▶ _Vos tâches_
A: D'après l'extrait sur le cloud, quel était le taux d'utilisation du cloud en France selon Eurostat ?
B: Dans l'extrait sur le cloud, relevez tous les pays pour lesquels un taux d'utilisation selon Eurostat est donné, chacun avec son taux.

▶ _Extrait choisi_

La fragmentation du marché européen ne facilite pas la compétition dans ce domaine si sensible des données. Mais les armes ne manquaient vraiment pas pour justifier la montée en puissance d’un champion tricolore. Et en premier lieu la demande des entreprises françaises, qui ne souhaitent pas que leurs données soient stockées dans la patrie d’Edward Snowden… et du “patriot act” – lequel accorde à l’État américain un droit de regard sur les données des entreprises américaines et leurs filiales, quelle que soit leur localisation, et donc aux données des entreprises étrangères hébergées sur des serveurs américains. Sécurité et confidentialité des données imposent donc des choix d’implantations plutôt locaux – voire le “made in France” – pour ce type de prestations, hébergement de données ou location de logiciels.
Car le stockage de proximité non seulement améliore le transfert de données, mais facilite le règlement des problèmes juridiques en cas de litige. “Cette volonté de traiter avec des fournisseurs français ou implantés en France est clairement illustrée par nos enquêtes. Le critère de la localisation du data center en France monte” observe le cabinet PAC. La transformation de la structure des réseaux, avec des architectures distribuées beaucoup moins centralisées permettant d’amener au plus près des entreprises les infrastructures à haut débit, plaide également pour des data centers dans l’Hexagone. L’appétit gargantuesque du big data en puissance de stockage et de calcul – en 2020, il y aura 1 000 fois plus de données qu’aujourd’hui à traiter – du fait des objets connectés, des contenus vidéos ou des services de communication, impose la construction de vastes sites.
“En premier lieu la demande des entreprises françaises, qui ne souhaitent pas que leurs données soient stockées dans la patrie d’Edward Snowden… et du “patriot act” – lequel accorde à l’État américain un droit de regard sur les données des entreprises”
L’initiative nationale si vaine a coûté temps et argent dans une activité où il y a pourtant urgence. Les entreprises françaises accusent un certain retard dans le recours aux facilités du cloud, pourtant l’une des clés de leur compétitivité. Selon Eurostat, la France était dans le dernier tiers des 28 pays de l’Union, avec un taux d’utilisation de 7 %, loin derrière la Finlande à 27 %, l’Italie à 19 %, ou la Grande-Bretagne 9 %.
Depuis cette étude, les données ont certes évolué, mais le retard français persiste. Certaines peurs provoquées par les menaces sur la sécurité – cyberattaques – expliquent sans nul doute ce manque d’enthousiasme pour des solutions qui offrent cependant de nombreux avantages – économie, flexibilité, adaptation automatique à la demande, paiement à l’usage par abonnement. La quête d’agilité, de flexibilité et la réduction des coûts sont les principales raisons du passage au cloud, et surtout au Saas, les prestations logicielles. Les entreprises de moins de 500 salariés ont davantage recours à l’IaaS (notamment pour l’hébergement d’applications et de sites).

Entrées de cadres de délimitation
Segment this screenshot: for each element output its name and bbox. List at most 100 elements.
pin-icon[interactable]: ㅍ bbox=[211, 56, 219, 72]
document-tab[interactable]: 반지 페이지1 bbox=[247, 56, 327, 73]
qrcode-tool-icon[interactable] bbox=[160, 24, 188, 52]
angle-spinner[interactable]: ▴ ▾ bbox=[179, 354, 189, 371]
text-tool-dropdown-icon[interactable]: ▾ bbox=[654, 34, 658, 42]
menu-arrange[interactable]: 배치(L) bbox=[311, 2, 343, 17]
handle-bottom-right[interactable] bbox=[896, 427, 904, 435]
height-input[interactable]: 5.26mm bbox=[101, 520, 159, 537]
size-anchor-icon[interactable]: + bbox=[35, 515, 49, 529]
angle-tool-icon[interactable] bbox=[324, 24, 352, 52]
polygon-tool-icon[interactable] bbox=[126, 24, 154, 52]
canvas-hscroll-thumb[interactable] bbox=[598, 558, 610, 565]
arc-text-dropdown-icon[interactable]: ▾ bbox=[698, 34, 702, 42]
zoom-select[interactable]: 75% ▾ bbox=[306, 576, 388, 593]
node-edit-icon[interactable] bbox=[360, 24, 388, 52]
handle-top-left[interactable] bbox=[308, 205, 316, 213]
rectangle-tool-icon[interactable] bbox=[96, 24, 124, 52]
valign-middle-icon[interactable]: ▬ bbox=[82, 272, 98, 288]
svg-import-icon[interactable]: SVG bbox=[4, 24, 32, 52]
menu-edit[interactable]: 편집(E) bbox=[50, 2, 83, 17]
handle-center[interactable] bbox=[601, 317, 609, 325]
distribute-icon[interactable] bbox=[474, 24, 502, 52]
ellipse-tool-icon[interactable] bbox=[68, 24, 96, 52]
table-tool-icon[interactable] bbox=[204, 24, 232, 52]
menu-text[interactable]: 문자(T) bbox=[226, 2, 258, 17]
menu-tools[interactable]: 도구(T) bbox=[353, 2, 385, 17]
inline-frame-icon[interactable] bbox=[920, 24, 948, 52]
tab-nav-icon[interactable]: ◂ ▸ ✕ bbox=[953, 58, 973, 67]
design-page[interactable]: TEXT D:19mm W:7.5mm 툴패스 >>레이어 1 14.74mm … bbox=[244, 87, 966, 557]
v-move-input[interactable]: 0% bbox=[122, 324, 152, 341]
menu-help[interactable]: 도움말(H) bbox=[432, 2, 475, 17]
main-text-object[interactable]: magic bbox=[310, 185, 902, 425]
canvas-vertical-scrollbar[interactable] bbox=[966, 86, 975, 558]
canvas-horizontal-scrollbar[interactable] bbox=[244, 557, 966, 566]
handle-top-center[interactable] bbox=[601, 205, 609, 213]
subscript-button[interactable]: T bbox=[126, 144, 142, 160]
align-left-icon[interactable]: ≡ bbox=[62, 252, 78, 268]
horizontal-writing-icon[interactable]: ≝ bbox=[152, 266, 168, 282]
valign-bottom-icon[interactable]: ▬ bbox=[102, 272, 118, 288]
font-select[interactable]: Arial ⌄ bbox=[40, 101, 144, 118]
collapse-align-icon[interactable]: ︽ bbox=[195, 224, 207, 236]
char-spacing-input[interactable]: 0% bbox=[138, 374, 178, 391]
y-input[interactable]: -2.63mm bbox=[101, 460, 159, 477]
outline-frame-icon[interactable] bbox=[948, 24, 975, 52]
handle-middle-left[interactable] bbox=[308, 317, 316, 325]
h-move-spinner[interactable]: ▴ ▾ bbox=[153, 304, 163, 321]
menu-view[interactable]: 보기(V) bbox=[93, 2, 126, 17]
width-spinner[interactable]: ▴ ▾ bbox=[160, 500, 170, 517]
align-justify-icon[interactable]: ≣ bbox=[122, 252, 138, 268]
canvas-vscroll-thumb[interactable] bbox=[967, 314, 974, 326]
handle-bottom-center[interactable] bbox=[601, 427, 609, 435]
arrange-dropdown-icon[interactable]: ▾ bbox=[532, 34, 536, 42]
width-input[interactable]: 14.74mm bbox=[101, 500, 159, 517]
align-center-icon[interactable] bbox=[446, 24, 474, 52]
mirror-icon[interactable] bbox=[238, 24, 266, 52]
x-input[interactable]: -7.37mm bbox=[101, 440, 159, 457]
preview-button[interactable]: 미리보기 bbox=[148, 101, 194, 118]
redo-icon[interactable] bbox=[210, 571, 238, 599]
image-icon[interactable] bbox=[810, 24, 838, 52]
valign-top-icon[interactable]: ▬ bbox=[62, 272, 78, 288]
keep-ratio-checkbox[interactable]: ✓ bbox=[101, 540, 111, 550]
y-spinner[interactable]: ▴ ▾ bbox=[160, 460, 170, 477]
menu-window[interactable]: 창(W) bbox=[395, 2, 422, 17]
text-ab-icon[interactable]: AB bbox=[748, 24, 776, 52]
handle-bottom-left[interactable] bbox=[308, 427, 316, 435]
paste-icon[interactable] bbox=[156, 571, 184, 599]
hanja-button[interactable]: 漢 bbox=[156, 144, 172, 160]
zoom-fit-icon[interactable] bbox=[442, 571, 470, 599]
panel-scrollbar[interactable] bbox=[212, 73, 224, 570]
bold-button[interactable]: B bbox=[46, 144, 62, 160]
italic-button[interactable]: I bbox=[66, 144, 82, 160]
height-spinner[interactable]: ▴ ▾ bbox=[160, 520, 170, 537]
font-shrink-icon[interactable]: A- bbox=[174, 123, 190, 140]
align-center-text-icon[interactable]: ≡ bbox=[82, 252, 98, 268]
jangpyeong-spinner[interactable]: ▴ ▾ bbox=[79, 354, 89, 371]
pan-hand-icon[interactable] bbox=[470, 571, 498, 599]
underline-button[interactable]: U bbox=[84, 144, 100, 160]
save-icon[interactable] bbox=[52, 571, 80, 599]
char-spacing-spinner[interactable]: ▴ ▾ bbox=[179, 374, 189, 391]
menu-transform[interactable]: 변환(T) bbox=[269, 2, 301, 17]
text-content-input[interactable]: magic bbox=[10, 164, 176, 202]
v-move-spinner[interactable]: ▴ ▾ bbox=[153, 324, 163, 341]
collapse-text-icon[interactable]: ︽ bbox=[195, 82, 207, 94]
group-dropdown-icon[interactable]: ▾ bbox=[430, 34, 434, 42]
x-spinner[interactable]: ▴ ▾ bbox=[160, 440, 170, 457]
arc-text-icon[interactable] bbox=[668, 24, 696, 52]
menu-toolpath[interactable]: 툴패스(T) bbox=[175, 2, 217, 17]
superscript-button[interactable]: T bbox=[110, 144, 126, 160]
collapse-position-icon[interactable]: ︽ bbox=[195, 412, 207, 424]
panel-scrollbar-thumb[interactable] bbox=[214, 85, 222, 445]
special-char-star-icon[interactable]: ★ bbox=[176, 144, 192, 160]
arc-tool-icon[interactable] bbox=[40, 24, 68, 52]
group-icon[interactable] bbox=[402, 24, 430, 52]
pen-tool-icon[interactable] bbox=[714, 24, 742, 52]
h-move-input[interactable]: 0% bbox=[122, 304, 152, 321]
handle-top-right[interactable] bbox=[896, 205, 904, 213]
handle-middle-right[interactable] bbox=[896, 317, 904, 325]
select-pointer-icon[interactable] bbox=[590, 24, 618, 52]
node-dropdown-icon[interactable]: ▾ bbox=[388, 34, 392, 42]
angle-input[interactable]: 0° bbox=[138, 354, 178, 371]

▶ _Résultats obtenus_
A: 7 %.

B:
France : 7 %
Finlande : 27 %
Italie : 19 %
Grande-Bretagne : 9 %